• What you should do: Transcribe every entry word for word, leaving out all images.

• Records shown:
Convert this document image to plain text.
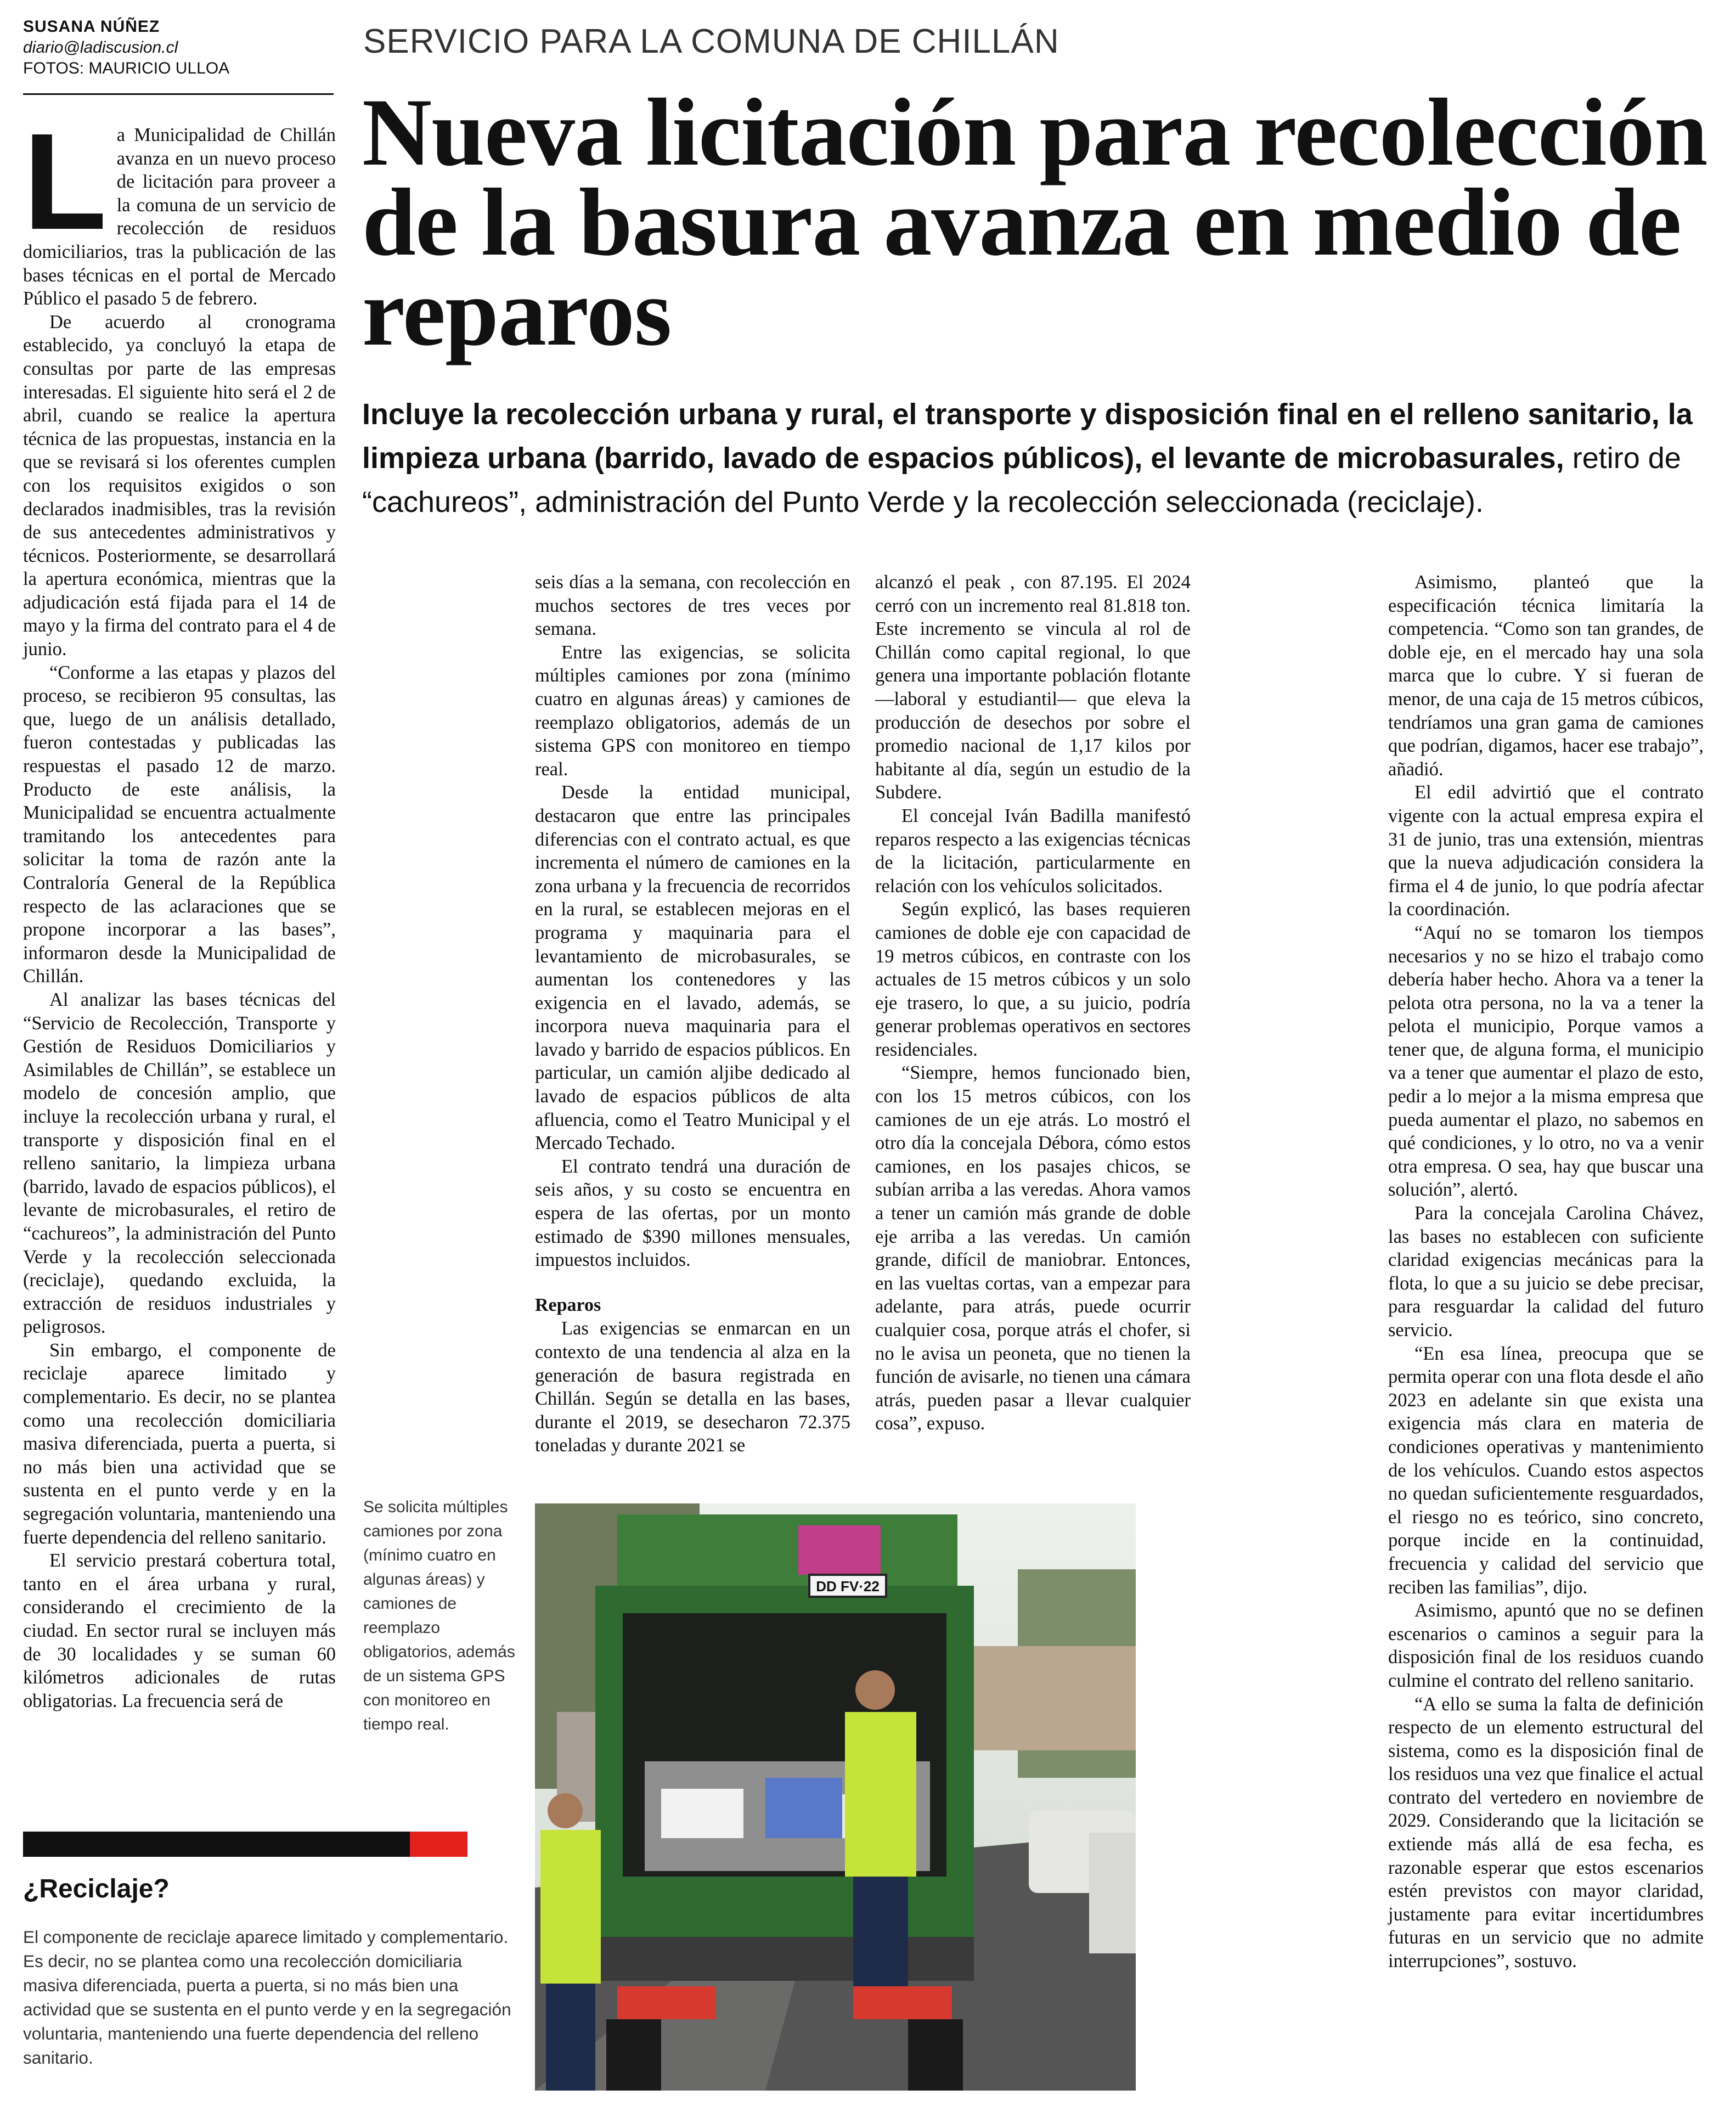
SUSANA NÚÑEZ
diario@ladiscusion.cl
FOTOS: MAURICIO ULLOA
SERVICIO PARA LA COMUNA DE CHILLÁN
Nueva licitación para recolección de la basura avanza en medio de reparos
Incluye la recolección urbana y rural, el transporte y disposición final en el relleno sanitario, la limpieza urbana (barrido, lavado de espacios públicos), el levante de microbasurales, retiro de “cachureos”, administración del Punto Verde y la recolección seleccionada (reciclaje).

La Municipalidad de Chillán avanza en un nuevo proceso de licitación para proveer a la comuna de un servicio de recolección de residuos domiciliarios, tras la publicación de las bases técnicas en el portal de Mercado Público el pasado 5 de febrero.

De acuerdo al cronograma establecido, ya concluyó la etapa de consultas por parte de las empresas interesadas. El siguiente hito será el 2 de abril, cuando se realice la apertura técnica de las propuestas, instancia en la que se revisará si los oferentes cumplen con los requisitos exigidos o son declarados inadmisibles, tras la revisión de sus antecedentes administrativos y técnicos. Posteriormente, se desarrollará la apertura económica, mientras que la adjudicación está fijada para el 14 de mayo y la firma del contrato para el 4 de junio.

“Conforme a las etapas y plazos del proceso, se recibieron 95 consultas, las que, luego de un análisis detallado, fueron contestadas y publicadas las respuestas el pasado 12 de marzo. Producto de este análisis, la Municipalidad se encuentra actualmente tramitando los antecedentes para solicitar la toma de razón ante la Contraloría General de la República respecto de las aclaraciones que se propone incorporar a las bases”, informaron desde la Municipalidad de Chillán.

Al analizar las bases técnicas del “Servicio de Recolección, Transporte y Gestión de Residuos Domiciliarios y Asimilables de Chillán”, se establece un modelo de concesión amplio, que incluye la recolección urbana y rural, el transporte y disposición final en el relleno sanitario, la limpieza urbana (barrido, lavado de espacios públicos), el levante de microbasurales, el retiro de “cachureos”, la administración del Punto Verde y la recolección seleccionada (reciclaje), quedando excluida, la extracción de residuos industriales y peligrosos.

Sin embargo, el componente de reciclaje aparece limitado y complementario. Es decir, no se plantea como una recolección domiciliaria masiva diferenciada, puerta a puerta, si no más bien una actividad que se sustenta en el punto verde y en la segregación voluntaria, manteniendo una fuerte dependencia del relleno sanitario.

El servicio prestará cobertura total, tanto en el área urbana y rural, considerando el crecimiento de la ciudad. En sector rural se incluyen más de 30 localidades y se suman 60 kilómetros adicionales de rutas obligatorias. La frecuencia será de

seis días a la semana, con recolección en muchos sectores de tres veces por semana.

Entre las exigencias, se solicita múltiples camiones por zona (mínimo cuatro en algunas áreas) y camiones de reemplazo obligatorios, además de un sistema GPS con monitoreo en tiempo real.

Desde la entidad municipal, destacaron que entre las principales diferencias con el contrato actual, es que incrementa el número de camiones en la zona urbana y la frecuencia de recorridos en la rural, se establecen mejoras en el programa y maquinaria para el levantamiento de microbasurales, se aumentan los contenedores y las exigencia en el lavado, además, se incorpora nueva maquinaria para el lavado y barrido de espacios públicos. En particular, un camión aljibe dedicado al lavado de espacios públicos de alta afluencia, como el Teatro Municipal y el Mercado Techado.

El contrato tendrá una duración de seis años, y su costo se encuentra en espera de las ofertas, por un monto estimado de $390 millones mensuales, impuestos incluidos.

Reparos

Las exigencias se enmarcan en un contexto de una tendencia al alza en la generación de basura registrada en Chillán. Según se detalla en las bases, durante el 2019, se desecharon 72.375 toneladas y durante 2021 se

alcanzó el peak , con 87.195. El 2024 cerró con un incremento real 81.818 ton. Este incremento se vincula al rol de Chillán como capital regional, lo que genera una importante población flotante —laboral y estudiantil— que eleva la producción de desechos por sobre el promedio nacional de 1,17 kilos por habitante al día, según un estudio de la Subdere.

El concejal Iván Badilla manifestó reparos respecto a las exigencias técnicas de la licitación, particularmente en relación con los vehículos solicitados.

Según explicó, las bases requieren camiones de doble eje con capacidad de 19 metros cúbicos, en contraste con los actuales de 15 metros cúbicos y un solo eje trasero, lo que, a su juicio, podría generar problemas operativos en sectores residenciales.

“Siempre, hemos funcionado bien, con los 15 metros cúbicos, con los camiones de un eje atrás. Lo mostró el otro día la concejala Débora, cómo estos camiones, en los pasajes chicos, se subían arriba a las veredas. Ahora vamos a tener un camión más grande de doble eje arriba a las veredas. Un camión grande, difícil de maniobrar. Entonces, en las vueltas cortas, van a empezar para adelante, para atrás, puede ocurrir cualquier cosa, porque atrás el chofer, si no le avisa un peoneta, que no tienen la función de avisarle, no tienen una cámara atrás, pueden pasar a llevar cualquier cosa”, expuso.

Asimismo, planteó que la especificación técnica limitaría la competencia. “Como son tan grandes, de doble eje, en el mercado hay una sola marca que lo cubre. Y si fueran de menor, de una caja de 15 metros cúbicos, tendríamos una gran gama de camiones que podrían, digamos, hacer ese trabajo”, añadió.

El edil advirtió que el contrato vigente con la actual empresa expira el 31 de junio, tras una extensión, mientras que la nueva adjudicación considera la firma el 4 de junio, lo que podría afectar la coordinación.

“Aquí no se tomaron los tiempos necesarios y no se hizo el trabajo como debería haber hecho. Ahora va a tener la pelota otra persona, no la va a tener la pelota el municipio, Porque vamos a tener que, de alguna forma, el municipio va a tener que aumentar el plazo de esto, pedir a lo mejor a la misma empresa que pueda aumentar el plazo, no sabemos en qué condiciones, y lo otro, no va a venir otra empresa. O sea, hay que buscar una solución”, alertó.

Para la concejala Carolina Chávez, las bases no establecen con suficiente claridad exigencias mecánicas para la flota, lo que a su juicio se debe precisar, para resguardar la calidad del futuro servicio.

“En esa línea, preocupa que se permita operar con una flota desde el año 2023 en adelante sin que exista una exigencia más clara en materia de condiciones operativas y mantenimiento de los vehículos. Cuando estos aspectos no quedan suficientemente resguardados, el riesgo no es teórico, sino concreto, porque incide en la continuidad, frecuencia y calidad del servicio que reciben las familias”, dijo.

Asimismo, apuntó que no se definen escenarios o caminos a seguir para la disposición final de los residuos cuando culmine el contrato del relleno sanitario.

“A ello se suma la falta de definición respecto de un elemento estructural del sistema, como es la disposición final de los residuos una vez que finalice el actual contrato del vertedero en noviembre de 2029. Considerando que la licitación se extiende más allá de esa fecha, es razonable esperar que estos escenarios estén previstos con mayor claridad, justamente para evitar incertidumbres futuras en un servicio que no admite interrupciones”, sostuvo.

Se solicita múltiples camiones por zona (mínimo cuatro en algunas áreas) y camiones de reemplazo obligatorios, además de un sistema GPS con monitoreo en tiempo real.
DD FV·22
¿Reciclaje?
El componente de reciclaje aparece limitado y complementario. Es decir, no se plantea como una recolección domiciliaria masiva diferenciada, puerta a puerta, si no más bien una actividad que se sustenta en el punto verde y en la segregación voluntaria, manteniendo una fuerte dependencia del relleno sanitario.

• The output:
Convert this document image to plain text.
SUSANA NÚÑEZ
diario@ladiscusion.cl
FOTOS: MAURICIO ULLOA
SERVICIO PARA LA COMUNA DE CHILLÁN
Nueva licitación para recolección de la basura avanza en medio de reparos
Incluye la recolección urbana y rural, el transporte y disposición final en el relleno sanitario, la limpieza urbana (barrido, lavado de espacios públicos), el levante de microbasurales, retiro de “cachureos”, administración del Punto Verde y la recolección seleccionada (reciclaje).

La Municipalidad de Chillán avanza en un nuevo proceso de licitación para proveer a la comuna de un servicio de recolección de residuos domiciliarios, tras la publicación de las bases técnicas en el portal de Mercado Público el pasado 5 de febrero.

De acuerdo al cronograma establecido, ya concluyó la etapa de consultas por parte de las empresas interesadas. El siguiente hito será el 2 de abril, cuando se realice la apertura técnica de las propuestas, instancia en la que se revisará si los oferentes cumplen con los requisitos exigidos o son declarados inadmisibles, tras la revisión de sus antecedentes administrativos y técnicos. Posteriormente, se desarrollará la apertura económica, mientras que la adjudicación está fijada para el 14 de mayo y la firma del contrato para el 4 de junio.

“Conforme a las etapas y plazos del proceso, se recibieron 95 consultas, las que, luego de un análisis detallado, fueron contestadas y publicadas las respuestas el pasado 12 de marzo. Producto de este análisis, la Municipalidad se encuentra actualmente tramitando los antecedentes para solicitar la toma de razón ante la Contraloría General de la República respecto de las aclaraciones que se propone incorporar a las bases”, informaron desde la Municipalidad de Chillán.

Al analizar las bases técnicas del “Servicio de Recolección, Transporte y Gestión de Residuos Domiciliarios y Asimilables de Chillán”, se establece un modelo de concesión amplio, que incluye la recolección urbana y rural, el transporte y disposición final en el relleno sanitario, la limpieza urbana (barrido, lavado de espacios públicos), el levante de microbasurales, el retiro de “cachureos”, la administración del Punto Verde y la recolección seleccionada (reciclaje), quedando excluida, la extracción de residuos industriales y peligrosos.

Sin embargo, el componente de reciclaje aparece limitado y complementario. Es decir, no se plantea como una recolección domiciliaria masiva diferenciada, puerta a puerta, si no más bien una actividad que se sustenta en el punto verde y en la segregación voluntaria, manteniendo una fuerte dependencia del relleno sanitario.

El servicio prestará cobertura total, tanto en el área urbana y rural, considerando el crecimiento de la ciudad. En sector rural se incluyen más de 30 localidades y se suman 60 kilómetros adicionales de rutas obligatorias. La frecuencia será de

seis días a la semana, con recolección en muchos sectores de tres veces por semana.

Entre las exigencias, se solicita múltiples camiones por zona (mínimo cuatro en algunas áreas) y camiones de reemplazo obligatorios, además de un sistema GPS con monitoreo en tiempo real.

Desde la entidad municipal, destacaron que entre las principales diferencias con el contrato actual, es que incrementa el número de camiones en la zona urbana y la frecuencia de recorridos en la rural, se establecen mejoras en el programa y maquinaria para el levantamiento de microbasurales, se aumentan los contenedores y las exigencia en el lavado, además, se incorpora nueva maquinaria para el lavado y barrido de espacios públicos. En particular, un camión aljibe dedicado al lavado de espacios públicos de alta afluencia, como el Teatro Municipal y el Mercado Techado.

El contrato tendrá una duración de seis años, y su costo se encuentra en espera de las ofertas, por un monto estimado de $390 millones mensuales, impuestos incluidos.

Reparos

Las exigencias se enmarcan en un contexto de una tendencia al alza en la generación de basura registrada en Chillán. Según se detalla en las bases, durante el 2019, se desecharon 72.375 toneladas y durante 2021 se

alcanzó el peak , con 87.195. El 2024 cerró con un incremento real 81.818 ton. Este incremento se vincula al rol de Chillán como capital regional, lo que genera una importante población flotante —laboral y estudiantil— que eleva la producción de desechos por sobre el promedio nacional de 1,17 kilos por habitante al día, según un estudio de la Subdere.

El concejal Iván Badilla manifestó reparos respecto a las exigencias técnicas de la licitación, particularmente en relación con los vehículos solicitados.

Según explicó, las bases requieren camiones de doble eje con capacidad de 19 metros cúbicos, en contraste con los actuales de 15 metros cúbicos y un solo eje trasero, lo que, a su juicio, podría generar problemas operativos en sectores residenciales.

“Siempre, hemos funcionado bien, con los 15 metros cúbicos, con los camiones de un eje atrás. Lo mostró el otro día la concejala Débora, cómo estos camiones, en los pasajes chicos, se subían arriba a las veredas. Ahora vamos a tener un camión más grande de doble eje arriba a las veredas. Un camión grande, difícil de maniobrar. Entonces, en las vueltas cortas, van a empezar para adelante, para atrás, puede ocurrir cualquier cosa, porque atrás el chofer, si no le avisa un peoneta, que no tienen la función de avisarle, no tienen una cámara atrás, pueden pasar a llevar cualquier cosa”, expuso.

Asimismo, planteó que la especificación técnica limitaría la competencia. “Como son tan grandes, de doble eje, en el mercado hay una sola marca que lo cubre. Y si fueran de menor, de una caja de 15 metros cúbicos, tendríamos una gran gama de camiones que podrían, digamos, hacer ese trabajo”, añadió.

El edil advirtió que el contrato vigente con la actual empresa expira el 31 de junio, tras una extensión, mientras que la nueva adjudicación considera la firma el 4 de junio, lo que podría afectar la coordinación.

“Aquí no se tomaron los tiempos necesarios y no se hizo el trabajo como debería haber hecho. Ahora va a tener la pelota otra persona, no la va a tener la pelota el municipio, Porque vamos a tener que, de alguna forma, el municipio va a tener que aumentar el plazo de esto, pedir a lo mejor a la misma empresa que pueda aumentar el plazo, no sabemos en qué condiciones, y lo otro, no va a venir otra empresa. O sea, hay que buscar una solución”, alertó.

Para la concejala Carolina Chávez, las bases no establecen con suficiente claridad exigencias mecánicas para la flota, lo que a su juicio se debe precisar, para resguardar la calidad del futuro servicio.

“En esa línea, preocupa que se permita operar con una flota desde el año 2023 en adelante sin que exista una exigencia más clara en materia de condiciones operativas y mantenimiento de los vehículos. Cuando estos aspectos no quedan suficientemente resguardados, el riesgo no es teórico, sino concreto, porque incide en la continuidad, frecuencia y calidad del servicio que reciben las familias”, dijo.

Asimismo, apuntó que no se definen escenarios o caminos a seguir para la disposición final de los residuos cuando culmine el contrato del relleno sanitario.

“A ello se suma la falta de definición respecto de un elemento estructural del sistema, como es la disposición final de los residuos una vez que finalice el actual contrato del vertedero en noviembre de 2029. Considerando que la licitación se extiende más allá de esa fecha, es razonable esperar que estos escenarios estén previstos con mayor claridad, justamente para evitar incertidumbres futuras en un servicio que no admite interrupciones”, sostuvo.

Se solicita múltiples camiones por zona (mínimo cuatro en algunas áreas) y camiones de reemplazo obligatorios, además de un sistema GPS con monitoreo en tiempo real.
DD FV·22
¿Reciclaje?
El componente de reciclaje aparece limitado y complementario. Es decir, no se plantea como una recolección domiciliaria masiva diferenciada, puerta a puerta, si no más bien una actividad que se sustenta en el punto verde y en la segregación voluntaria, manteniendo una fuerte dependencia del relleno sanitario.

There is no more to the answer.